* **PROBLEM**
Write each line out exactly, leaving none out.

* **PROVIDED MATERIAL**
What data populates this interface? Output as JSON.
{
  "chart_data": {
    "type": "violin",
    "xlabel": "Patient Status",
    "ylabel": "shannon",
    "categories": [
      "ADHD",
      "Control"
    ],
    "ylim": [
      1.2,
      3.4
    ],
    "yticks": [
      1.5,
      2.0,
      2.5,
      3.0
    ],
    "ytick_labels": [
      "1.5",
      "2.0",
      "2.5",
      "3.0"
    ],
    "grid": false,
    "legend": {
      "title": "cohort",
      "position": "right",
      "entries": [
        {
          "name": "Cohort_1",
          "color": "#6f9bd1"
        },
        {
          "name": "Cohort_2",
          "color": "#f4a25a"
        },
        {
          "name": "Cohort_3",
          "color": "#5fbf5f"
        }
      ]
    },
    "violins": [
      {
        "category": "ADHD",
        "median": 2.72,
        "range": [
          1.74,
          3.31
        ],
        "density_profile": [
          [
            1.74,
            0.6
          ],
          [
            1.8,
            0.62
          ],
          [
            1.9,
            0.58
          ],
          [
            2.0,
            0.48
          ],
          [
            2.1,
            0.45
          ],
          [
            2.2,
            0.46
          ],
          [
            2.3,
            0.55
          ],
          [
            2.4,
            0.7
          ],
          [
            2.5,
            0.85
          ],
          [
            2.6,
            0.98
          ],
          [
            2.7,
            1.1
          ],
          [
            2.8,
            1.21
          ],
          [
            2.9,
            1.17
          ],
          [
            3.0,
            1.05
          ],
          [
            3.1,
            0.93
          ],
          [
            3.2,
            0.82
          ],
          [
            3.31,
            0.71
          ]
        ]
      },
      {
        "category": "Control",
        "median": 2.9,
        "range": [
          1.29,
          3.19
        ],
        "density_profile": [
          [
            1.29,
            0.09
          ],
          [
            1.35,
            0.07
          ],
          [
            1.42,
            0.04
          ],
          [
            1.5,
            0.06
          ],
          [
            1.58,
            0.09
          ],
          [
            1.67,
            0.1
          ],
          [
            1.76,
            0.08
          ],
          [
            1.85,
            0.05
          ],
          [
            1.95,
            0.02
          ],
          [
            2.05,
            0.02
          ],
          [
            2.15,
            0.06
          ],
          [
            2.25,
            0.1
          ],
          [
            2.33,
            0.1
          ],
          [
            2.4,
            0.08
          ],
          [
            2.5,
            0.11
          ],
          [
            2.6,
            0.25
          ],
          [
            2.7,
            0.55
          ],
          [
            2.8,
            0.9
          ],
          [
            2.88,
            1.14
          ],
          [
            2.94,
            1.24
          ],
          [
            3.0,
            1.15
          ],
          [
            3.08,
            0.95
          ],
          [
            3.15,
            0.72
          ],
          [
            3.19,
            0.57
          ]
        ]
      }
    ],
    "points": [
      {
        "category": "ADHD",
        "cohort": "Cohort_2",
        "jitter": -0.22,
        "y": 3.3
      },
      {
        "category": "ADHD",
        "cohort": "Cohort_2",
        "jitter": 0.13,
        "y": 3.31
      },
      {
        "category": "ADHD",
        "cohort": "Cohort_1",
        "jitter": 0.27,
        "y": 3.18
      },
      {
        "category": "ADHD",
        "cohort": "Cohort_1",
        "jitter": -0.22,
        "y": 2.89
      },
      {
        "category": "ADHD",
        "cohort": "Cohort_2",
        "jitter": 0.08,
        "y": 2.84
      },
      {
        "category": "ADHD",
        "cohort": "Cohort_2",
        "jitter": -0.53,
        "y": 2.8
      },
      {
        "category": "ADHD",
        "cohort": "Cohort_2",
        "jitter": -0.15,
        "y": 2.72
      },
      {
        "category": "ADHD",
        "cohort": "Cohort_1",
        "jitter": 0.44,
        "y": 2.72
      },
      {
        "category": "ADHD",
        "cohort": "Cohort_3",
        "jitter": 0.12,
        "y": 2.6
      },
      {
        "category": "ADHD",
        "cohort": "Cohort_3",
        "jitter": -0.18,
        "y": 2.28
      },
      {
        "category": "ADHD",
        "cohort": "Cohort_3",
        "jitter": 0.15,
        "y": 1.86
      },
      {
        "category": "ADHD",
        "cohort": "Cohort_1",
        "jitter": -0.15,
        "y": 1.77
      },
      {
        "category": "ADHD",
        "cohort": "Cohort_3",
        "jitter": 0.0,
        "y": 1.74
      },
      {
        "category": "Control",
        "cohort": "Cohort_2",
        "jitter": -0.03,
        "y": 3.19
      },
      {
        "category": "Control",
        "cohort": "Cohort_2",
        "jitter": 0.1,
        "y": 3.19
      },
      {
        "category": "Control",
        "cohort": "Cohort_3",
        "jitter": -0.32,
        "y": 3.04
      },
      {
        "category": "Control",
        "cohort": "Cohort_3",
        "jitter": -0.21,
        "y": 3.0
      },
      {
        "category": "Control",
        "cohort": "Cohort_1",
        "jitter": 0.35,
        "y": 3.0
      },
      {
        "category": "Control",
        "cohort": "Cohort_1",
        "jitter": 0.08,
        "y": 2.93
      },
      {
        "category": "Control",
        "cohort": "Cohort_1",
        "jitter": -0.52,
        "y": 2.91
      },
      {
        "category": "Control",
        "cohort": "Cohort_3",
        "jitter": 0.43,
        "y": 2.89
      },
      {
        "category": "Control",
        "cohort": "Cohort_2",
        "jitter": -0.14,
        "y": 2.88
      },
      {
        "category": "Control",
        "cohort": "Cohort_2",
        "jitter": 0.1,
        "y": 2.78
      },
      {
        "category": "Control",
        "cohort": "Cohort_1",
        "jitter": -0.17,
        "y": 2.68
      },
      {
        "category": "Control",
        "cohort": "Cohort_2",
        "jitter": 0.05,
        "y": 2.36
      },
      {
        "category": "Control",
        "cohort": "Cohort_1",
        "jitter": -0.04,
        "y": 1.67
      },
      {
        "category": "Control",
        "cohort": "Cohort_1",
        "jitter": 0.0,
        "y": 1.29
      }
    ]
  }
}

* **EXERCISE RESPONSE**
What data populates this interface? Output as JSON.
{
  "chart_data": {
    "type": "violin",
    "xlabel": "Patient Status",
    "ylabel": "shannon",
    "categories": [
      "ADHD",
      "Control"
    ],
    "ylim": [
      1.2,
      3.4
    ],
    "yticks": [
      1.5,
      2.0,
      2.5,
      3.0
    ],
    "ytick_labels": [
      "1.5",
      "2.0",
      "2.5",
      "3.0"
    ],
    "grid": false,
    "legend": {
      "title": "cohort",
      "position": "right",
      "entries": [
        {
          "name": "Cohort_1",
          "color": "#6f9bd1"
        },
        {
          "name": "Cohort_2",
          "color": "#f4a25a"
        },
        {
          "name": "Cohort_3",
          "color": "#5fbf5f"
        }
      ]
    },
    "violins": [
      {
        "category": "ADHD",
        "median": 2.72,
        "range": [
          1.74,
          3.31
        ],
        "density_profile": [
          [
            1.74,
            0.6
          ],
          [
            1.8,
            0.62
          ],
          [
            1.9,
            0.58
          ],
          [
            2.0,
            0.48
          ],
          [
            2.1,
            0.45
          ],
          [
            2.2,
            0.46
          ],
          [
            2.3,
            0.55
          ],
          [
            2.4,
            0.7
          ],
          [
            2.5,
            0.85
          ],
          [
            2.6,
            0.98
          ],
          [
            2.7,
            1.1
          ],
          [
            2.8,
            1.21
          ],
          [
            2.9,
            1.17
          ],
          [
            3.0,
            1.05
          ],
          [
            3.1,
            0.93
          ],
          [
            3.2,
            0.82
          ],
          [
            3.31,
            0.71
          ]
        ]
      },
      {
        "category": "Control",
        "median": 2.9,
        "range": [
          1.29,
          3.19
        ],
        "density_profile": [
          [
            1.29,
            0.09
          ],
          [
            1.35,
            0.07
          ],
          [
            1.42,
            0.04
          ],
          [
            1.5,
            0.06
          ],
          [
            1.58,
            0.09
          ],
          [
            1.67,
            0.1
          ],
          [
            1.76,
            0.08
          ],
          [
            1.85,
            0.05
          ],
          [
            1.95,
            0.02
          ],
          [
            2.05,
            0.02
          ],
          [
            2.15,
            0.06
          ],
          [
            2.25,
            0.1
          ],
          [
            2.33,
            0.1
          ],
          [
            2.4,
            0.08
          ],
          [
            2.5,
            0.11
          ],
          [
            2.6,
            0.25
          ],
          [
            2.7,
            0.55
          ],
          [
            2.8,
            0.9
          ],
          [
            2.88,
            1.14
          ],
          [
            2.94,
            1.24
          ],
          [
            3.0,
            1.15
          ],
          [
            3.08,
            0.95
          ],
          [
            3.15,
            0.72
          ],
          [
            3.19,
            0.57
          ]
        ]
      }
    ],
    "points": [
      {
        "category": "ADHD",
        "cohort": "Cohort_2",
        "jitter": -0.22,
        "y": 3.3
      },
      {
        "category": "ADHD",
        "cohort": "Cohort_2",
        "jitter": 0.13,
        "y": 3.31
      },
      {
        "category": "ADHD",
        "cohort": "Cohort_1",
        "jitter": 0.27,
        "y": 3.18
      },
      {
        "category": "ADHD",
        "cohort": "Cohort_1",
        "jitter": -0.22,
        "y": 2.89
      },
      {
        "category": "ADHD",
        "cohort": "Cohort_2",
        "jitter": 0.08,
        "y": 2.84
      },
      {
        "category": "ADHD",
        "cohort": "Cohort_2",
        "jitter": -0.53,
        "y": 2.8
      },
      {
        "category": "ADHD",
        "cohort": "Cohort_2",
        "jitter": -0.15,
        "y": 2.72
      },
      {
        "category": "ADHD",
        "cohort": "Cohort_1",
        "jitter": 0.44,
        "y": 2.72
      },
      {
        "category": "ADHD",
        "cohort": "Cohort_3",
        "jitter": 0.12,
        "y": 2.6
      },
      {
        "category": "ADHD",
        "cohort": "Cohort_3",
        "jitter": -0.18,
        "y": 2.28
      },
      {
        "category": "ADHD",
        "cohort": "Cohort_3",
        "jitter": 0.15,
        "y": 1.86
      },
      {
        "category": "ADHD",
        "cohort": "Cohort_1",
        "jitter": -0.15,
        "y": 1.77
      },
      {
        "category": "ADHD",
        "cohort": "Cohort_3",
        "jitter": 0.0,
        "y": 1.74
      },
      {
        "category": "Control",
        "cohort": "Cohort_2",
        "jitter": -0.03,
        "y": 3.19
      },
      {
        "category": "Control",
        "cohort": "Cohort_2",
        "jitter": 0.1,
        "y": 3.19
      },
      {
        "category": "Control",
        "cohort": "Cohort_3",
        "jitter": -0.32,
        "y": 3.04
      },
      {
        "category": "Control",
        "cohort": "Cohort_3",
        "jitter": -0.21,
        "y": 3.0
      },
      {
        "category": "Control",
        "cohort": "Cohort_1",
        "jitter": 0.35,
        "y": 3.0
      },
      {
        "category": "Control",
        "cohort": "Cohort_1",
        "jitter": 0.08,
        "y": 2.93
      },
      {
        "category": "Control",
        "cohort": "Cohort_1",
        "jitter": -0.52,
        "y": 2.91
      },
      {
        "category": "Control",
        "cohort": "Cohort_3",
        "jitter": 0.43,
        "y": 2.89
      },
      {
        "category": "Control",
        "cohort": "Cohort_2",
        "jitter": -0.14,
        "y": 2.88
      },
      {
        "category": "Control",
        "cohort": "Cohort_2",
        "jitter": 0.1,
        "y": 2.78
      },
      {
        "category": "Control",
        "cohort": "Cohort_1",
        "jitter": -0.17,
        "y": 2.68
      },
      {
        "category": "Control",
        "cohort": "Cohort_2",
        "jitter": 0.05,
        "y": 2.36
      },
      {
        "category": "Control",
        "cohort": "Cohort_1",
        "jitter": -0.04,
        "y": 1.67
      },
      {
        "category": "Control",
        "cohort": "Cohort_1",
        "jitter": 0.0,
        "y": 1.29
      }
    ]
  }
}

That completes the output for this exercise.